--- begin ---

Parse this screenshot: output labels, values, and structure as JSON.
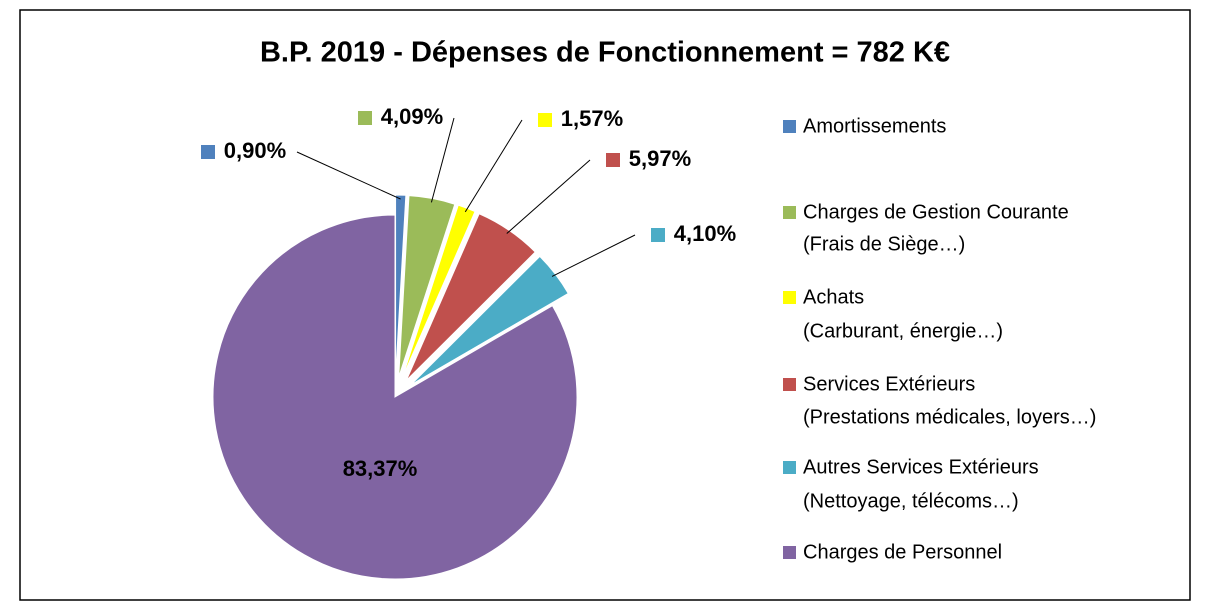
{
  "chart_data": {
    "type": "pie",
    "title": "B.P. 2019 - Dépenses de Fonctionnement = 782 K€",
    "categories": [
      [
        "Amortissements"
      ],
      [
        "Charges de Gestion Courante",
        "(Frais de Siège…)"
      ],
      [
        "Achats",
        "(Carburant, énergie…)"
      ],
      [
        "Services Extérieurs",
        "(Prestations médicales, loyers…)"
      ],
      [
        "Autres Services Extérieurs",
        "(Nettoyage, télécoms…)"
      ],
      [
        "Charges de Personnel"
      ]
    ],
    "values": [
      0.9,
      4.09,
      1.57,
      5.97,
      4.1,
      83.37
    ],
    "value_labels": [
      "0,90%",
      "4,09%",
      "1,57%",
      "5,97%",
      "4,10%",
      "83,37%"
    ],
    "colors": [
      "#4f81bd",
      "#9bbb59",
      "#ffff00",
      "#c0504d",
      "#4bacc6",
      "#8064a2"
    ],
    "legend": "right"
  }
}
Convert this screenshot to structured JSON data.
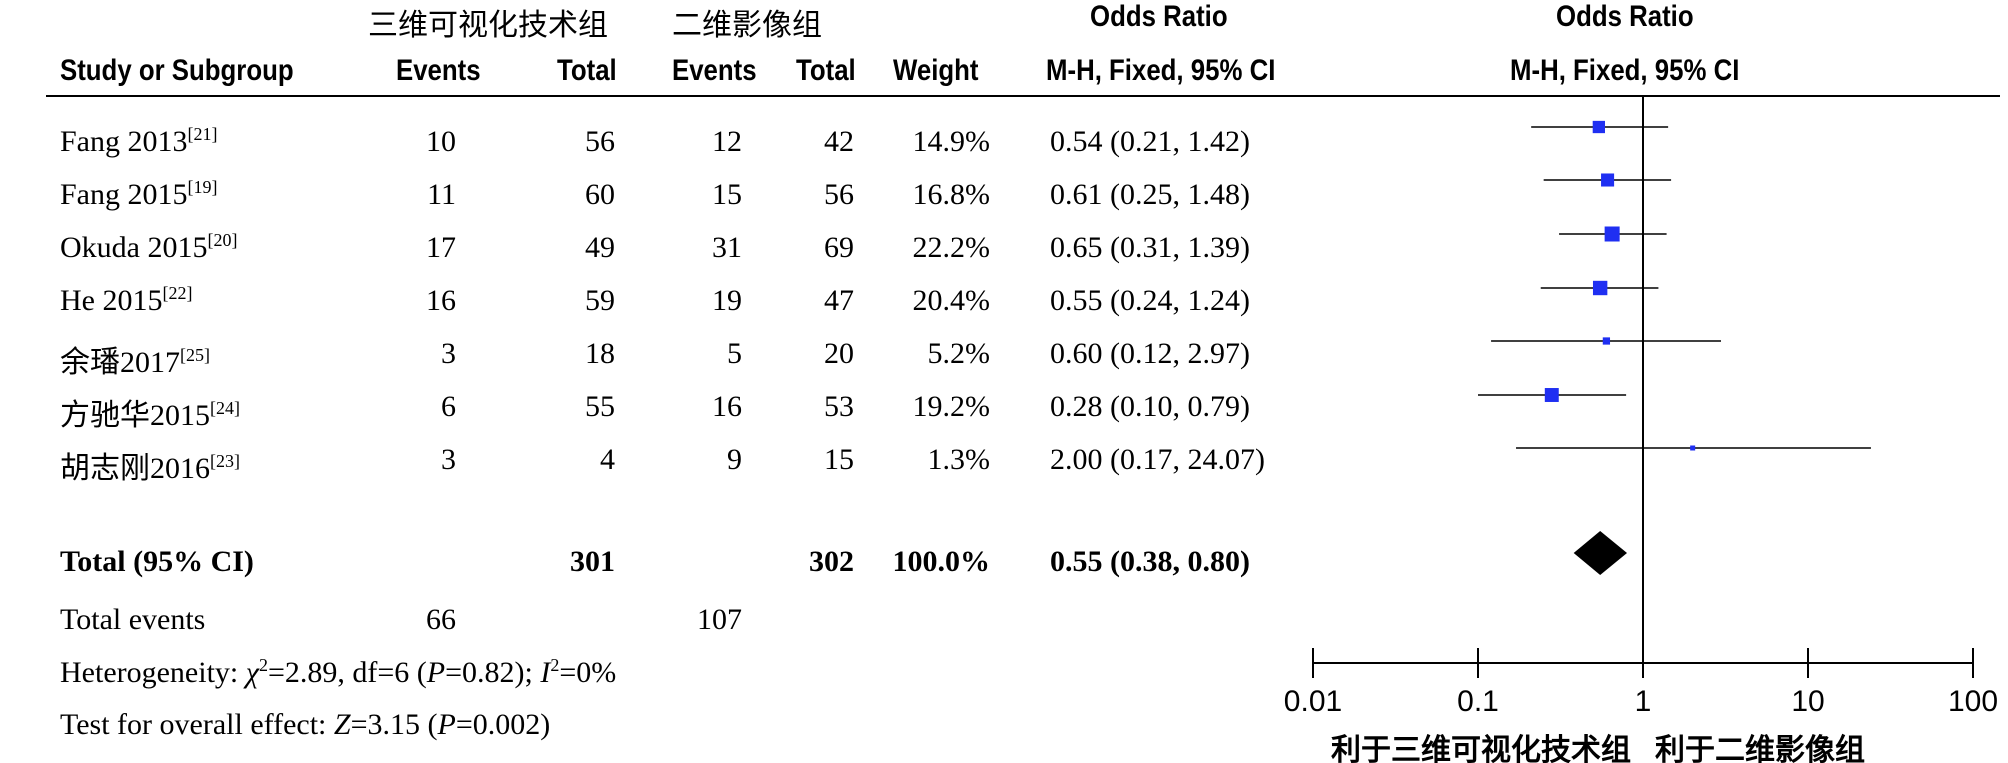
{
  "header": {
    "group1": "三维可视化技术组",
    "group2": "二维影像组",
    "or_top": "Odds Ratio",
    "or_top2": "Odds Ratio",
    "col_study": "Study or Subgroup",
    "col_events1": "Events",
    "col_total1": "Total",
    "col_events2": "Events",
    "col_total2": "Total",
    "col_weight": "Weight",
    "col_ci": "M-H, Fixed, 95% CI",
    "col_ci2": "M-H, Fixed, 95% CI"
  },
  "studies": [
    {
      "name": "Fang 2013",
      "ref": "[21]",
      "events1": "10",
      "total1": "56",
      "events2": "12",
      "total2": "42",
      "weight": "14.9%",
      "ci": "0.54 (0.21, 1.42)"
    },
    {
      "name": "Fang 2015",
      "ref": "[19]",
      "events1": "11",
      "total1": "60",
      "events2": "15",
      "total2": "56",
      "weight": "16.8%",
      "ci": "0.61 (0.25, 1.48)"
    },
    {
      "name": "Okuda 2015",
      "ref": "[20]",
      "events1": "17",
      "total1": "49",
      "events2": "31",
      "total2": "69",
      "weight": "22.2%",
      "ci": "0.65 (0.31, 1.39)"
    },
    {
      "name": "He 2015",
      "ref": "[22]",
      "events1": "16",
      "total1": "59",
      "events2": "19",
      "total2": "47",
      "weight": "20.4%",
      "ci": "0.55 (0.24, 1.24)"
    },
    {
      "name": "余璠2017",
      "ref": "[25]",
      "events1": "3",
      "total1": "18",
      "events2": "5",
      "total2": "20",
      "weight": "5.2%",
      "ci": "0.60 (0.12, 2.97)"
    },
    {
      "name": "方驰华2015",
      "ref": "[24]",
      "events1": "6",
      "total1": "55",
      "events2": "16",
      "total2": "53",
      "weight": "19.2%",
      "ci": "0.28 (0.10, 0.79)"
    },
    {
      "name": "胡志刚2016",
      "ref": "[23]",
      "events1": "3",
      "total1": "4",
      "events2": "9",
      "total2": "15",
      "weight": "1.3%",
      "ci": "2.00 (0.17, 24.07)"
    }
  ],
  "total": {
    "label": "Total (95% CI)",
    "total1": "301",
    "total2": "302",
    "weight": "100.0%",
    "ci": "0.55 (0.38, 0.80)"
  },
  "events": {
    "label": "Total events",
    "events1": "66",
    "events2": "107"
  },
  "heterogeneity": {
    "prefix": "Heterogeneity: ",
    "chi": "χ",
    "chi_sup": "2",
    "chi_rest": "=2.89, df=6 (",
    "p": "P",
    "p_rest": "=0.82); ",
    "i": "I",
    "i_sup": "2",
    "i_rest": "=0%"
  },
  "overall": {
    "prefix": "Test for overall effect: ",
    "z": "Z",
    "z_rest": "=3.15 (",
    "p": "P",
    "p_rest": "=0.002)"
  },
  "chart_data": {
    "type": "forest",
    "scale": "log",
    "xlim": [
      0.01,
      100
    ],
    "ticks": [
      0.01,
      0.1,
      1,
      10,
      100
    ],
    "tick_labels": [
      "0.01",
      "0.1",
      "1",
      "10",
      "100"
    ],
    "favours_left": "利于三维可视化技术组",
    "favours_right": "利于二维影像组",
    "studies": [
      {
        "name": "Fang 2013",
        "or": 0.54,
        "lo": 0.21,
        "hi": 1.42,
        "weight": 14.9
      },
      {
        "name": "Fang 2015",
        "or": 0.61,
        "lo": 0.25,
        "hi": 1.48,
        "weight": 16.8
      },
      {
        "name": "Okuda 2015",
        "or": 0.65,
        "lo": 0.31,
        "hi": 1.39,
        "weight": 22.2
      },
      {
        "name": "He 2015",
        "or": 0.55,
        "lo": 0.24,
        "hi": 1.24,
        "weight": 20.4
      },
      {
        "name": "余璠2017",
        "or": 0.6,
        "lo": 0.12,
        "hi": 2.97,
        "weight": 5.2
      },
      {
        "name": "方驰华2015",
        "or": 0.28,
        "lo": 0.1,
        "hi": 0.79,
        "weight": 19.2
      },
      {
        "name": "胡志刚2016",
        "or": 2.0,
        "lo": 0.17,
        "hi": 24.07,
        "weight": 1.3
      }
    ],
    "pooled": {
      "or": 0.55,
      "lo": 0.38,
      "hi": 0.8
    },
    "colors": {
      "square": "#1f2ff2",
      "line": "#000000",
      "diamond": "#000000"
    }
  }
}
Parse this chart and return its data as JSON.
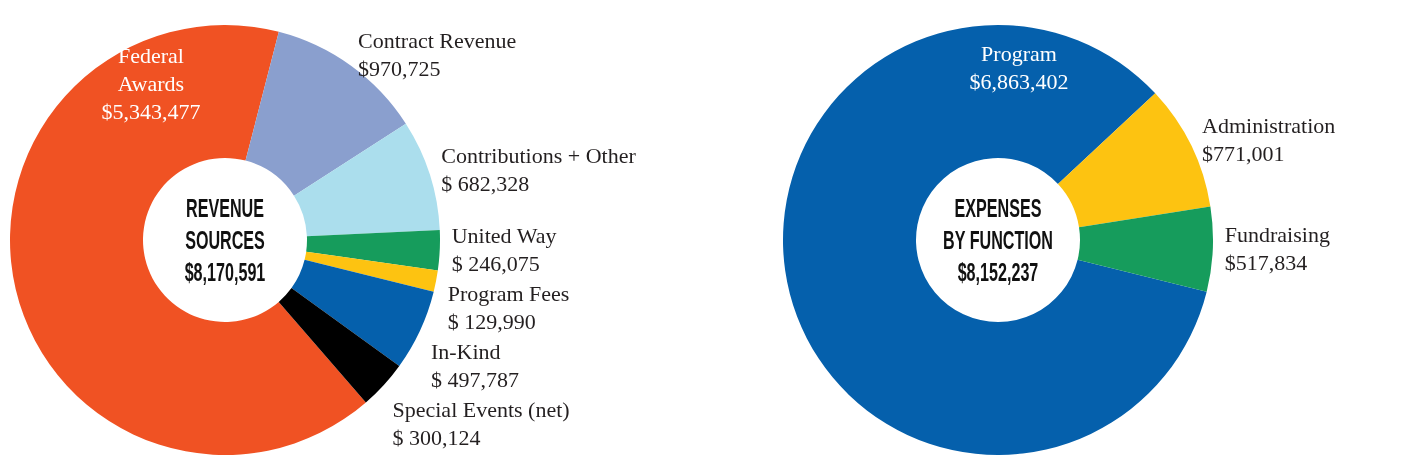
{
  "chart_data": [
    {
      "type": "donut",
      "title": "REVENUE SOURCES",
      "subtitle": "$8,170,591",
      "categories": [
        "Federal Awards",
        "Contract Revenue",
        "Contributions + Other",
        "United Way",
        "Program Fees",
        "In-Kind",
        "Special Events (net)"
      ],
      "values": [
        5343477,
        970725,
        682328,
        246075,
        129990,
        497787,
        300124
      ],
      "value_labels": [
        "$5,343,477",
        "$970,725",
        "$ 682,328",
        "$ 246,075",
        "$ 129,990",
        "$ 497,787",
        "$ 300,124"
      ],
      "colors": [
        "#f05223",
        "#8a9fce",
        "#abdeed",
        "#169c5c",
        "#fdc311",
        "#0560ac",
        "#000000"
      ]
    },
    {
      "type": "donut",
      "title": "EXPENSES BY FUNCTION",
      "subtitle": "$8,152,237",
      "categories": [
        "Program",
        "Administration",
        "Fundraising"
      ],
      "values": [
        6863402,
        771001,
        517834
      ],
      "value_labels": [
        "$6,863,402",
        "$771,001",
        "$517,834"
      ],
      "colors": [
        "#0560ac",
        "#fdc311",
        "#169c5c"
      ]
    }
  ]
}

--- end ---

■ **Prompt**: Respond with the number of lines containing "prefix" and no additional words.

■ **Answer to this task**: 2